↓

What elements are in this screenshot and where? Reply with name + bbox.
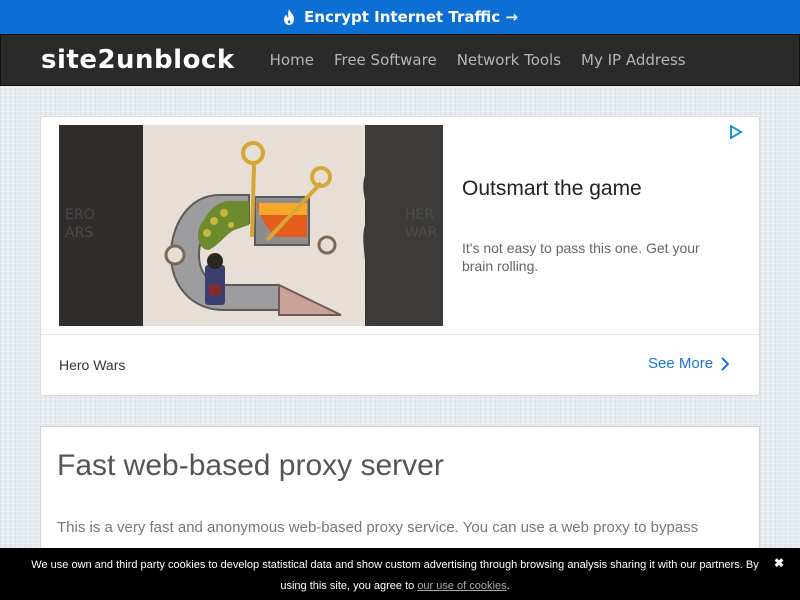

↑
↓

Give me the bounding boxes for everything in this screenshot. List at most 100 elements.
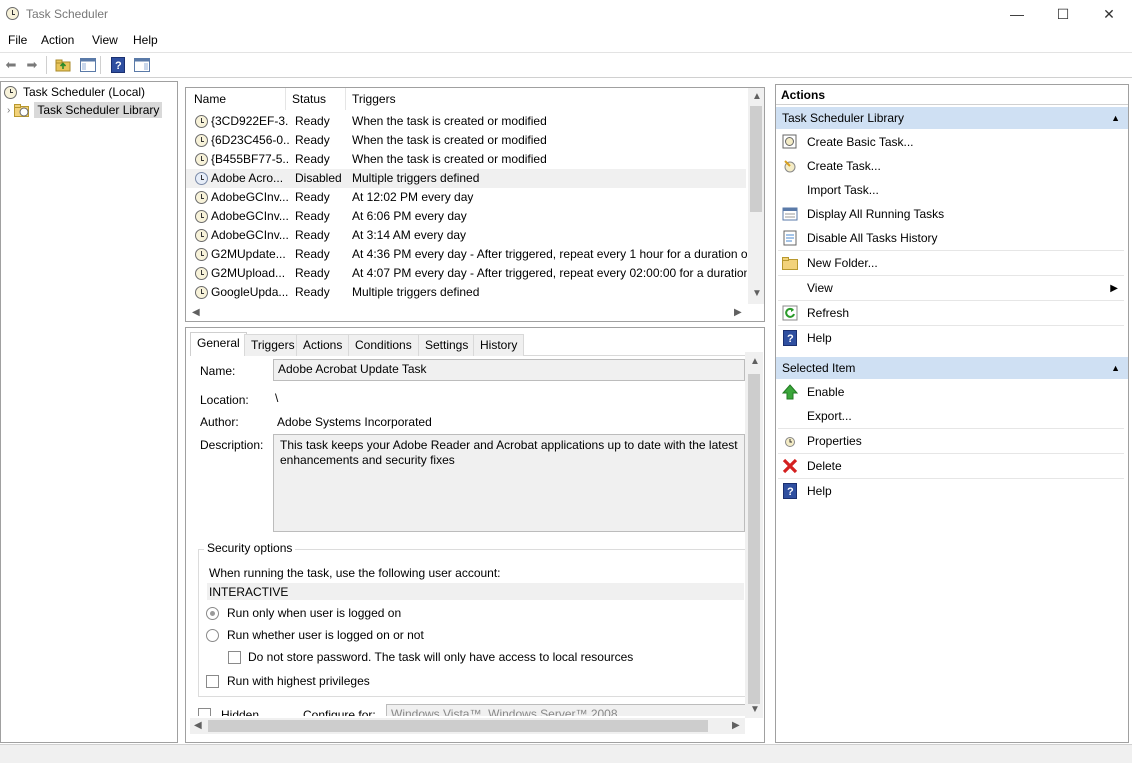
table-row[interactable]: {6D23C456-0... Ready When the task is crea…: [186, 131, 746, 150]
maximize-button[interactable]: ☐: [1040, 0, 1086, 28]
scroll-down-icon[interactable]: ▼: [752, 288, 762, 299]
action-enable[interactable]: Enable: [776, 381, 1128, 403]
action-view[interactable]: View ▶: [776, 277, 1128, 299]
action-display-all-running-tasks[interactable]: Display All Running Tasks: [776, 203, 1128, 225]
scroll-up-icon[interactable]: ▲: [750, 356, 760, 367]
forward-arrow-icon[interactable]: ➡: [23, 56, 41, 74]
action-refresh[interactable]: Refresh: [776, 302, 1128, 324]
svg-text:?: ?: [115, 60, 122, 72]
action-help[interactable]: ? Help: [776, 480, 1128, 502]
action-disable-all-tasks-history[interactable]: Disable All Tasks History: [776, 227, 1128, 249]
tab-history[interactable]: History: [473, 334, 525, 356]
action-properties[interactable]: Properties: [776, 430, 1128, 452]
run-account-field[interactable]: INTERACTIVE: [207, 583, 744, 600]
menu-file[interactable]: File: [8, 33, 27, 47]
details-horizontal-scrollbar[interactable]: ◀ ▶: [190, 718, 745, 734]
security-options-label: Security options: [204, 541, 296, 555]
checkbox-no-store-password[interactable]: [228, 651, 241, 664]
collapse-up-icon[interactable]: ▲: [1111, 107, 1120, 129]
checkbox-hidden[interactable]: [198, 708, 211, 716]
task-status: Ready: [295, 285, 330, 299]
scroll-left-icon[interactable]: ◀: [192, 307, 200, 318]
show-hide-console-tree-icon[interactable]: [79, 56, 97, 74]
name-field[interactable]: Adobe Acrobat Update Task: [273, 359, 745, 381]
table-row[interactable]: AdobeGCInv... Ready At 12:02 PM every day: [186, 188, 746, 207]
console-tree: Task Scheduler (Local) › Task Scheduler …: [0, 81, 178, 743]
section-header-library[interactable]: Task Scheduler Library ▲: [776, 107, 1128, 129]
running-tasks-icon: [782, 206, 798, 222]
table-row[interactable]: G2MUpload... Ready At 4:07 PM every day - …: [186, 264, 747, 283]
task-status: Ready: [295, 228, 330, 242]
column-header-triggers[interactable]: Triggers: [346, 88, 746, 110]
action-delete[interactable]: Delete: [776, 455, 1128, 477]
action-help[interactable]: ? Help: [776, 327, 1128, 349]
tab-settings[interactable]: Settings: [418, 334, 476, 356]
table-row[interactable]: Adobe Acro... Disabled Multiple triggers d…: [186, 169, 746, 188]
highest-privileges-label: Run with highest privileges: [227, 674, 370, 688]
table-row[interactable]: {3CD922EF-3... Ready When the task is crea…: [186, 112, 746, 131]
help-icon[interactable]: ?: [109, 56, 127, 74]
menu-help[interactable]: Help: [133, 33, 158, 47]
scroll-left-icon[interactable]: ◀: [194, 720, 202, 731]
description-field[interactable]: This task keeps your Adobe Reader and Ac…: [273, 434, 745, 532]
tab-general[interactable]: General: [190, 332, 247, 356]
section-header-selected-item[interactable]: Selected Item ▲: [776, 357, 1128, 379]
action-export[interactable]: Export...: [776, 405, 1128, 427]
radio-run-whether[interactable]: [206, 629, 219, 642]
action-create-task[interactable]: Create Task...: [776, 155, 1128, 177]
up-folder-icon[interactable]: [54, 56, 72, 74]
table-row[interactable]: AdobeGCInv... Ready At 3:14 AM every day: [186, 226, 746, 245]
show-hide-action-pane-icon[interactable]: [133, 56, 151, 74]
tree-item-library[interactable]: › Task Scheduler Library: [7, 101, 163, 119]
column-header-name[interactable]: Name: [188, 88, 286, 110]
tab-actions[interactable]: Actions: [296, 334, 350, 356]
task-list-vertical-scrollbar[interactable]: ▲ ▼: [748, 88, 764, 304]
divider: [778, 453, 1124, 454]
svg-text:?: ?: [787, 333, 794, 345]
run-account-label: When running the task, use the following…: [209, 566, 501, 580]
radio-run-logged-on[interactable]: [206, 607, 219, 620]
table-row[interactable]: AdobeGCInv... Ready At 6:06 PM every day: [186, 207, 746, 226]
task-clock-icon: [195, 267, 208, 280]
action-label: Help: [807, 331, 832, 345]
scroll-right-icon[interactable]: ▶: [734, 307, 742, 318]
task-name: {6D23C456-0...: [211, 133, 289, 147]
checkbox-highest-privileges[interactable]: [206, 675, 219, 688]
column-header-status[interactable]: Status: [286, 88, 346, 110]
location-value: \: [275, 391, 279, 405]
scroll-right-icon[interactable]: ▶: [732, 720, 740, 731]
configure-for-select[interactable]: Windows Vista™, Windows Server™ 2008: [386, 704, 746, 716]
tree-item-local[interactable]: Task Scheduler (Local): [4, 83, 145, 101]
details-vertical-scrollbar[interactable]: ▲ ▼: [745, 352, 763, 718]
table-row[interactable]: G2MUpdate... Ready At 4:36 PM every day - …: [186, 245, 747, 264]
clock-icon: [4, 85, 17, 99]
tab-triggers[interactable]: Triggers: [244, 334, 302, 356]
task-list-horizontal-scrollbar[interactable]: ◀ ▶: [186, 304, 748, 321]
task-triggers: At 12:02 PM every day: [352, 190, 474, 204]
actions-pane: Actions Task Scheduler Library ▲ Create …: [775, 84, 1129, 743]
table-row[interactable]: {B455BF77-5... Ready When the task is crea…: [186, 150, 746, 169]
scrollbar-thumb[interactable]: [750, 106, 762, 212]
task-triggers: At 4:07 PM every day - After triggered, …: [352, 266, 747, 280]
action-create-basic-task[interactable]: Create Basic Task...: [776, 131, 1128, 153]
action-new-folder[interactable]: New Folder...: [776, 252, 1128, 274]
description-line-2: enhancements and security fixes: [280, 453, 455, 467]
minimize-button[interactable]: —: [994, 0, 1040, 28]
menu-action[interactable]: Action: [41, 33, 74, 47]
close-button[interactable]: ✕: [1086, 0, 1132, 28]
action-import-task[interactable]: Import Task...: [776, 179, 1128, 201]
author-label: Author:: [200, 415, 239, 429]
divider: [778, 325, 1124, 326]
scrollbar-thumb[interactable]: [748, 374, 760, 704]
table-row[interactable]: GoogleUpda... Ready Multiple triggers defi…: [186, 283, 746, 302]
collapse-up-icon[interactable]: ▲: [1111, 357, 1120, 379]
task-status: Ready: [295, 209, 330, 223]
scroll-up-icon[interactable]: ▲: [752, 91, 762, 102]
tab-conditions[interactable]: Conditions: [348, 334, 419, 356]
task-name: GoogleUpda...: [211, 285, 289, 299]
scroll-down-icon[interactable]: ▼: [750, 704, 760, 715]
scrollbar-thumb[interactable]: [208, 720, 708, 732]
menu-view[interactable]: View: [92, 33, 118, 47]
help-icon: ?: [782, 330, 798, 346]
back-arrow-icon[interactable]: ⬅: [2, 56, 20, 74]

↑

# Directions
Quote the records starting at the line that contains "Give me the" and ending at the line that contains "scroll-left-icon[interactable]: ◀: [192, 307, 200, 318]", with both of those lines included. Omit the pictures.

# Solution for this task
Give me the bounding boxes for everything in this screenshot. List at most 100 elements.
table-row[interactable]: {6D23C456-0... Ready When the task is crea…: [186, 131, 746, 150]
maximize-button[interactable]: ☐: [1040, 0, 1086, 28]
scroll-down-icon[interactable]: ▼: [752, 288, 762, 299]
action-enable[interactable]: Enable: [776, 381, 1128, 403]
action-view[interactable]: View ▶: [776, 277, 1128, 299]
action-display-all-running-tasks[interactable]: Display All Running Tasks: [776, 203, 1128, 225]
scroll-up-icon[interactable]: ▲: [750, 356, 760, 367]
forward-arrow-icon[interactable]: ➡: [23, 56, 41, 74]
action-refresh[interactable]: Refresh: [776, 302, 1128, 324]
svg-text:?: ?: [115, 60, 122, 72]
action-help[interactable]: ? Help: [776, 480, 1128, 502]
action-disable-all-tasks-history[interactable]: Disable All Tasks History: [776, 227, 1128, 249]
tab-history[interactable]: History: [473, 334, 525, 356]
action-properties[interactable]: Properties: [776, 430, 1128, 452]
run-account-field[interactable]: INTERACTIVE: [207, 583, 744, 600]
menu-file[interactable]: File: [8, 33, 27, 47]
details-horizontal-scrollbar[interactable]: ◀ ▶: [190, 718, 745, 734]
security-options-label: Security options: [204, 541, 296, 555]
checkbox-no-store-password[interactable]: [228, 651, 241, 664]
collapse-up-icon[interactable]: ▲: [1111, 107, 1120, 129]
checkbox-hidden[interactable]: [198, 708, 211, 716]
task-status: Ready: [295, 285, 330, 299]
scroll-left-icon[interactable]: ◀: [192, 307, 200, 318]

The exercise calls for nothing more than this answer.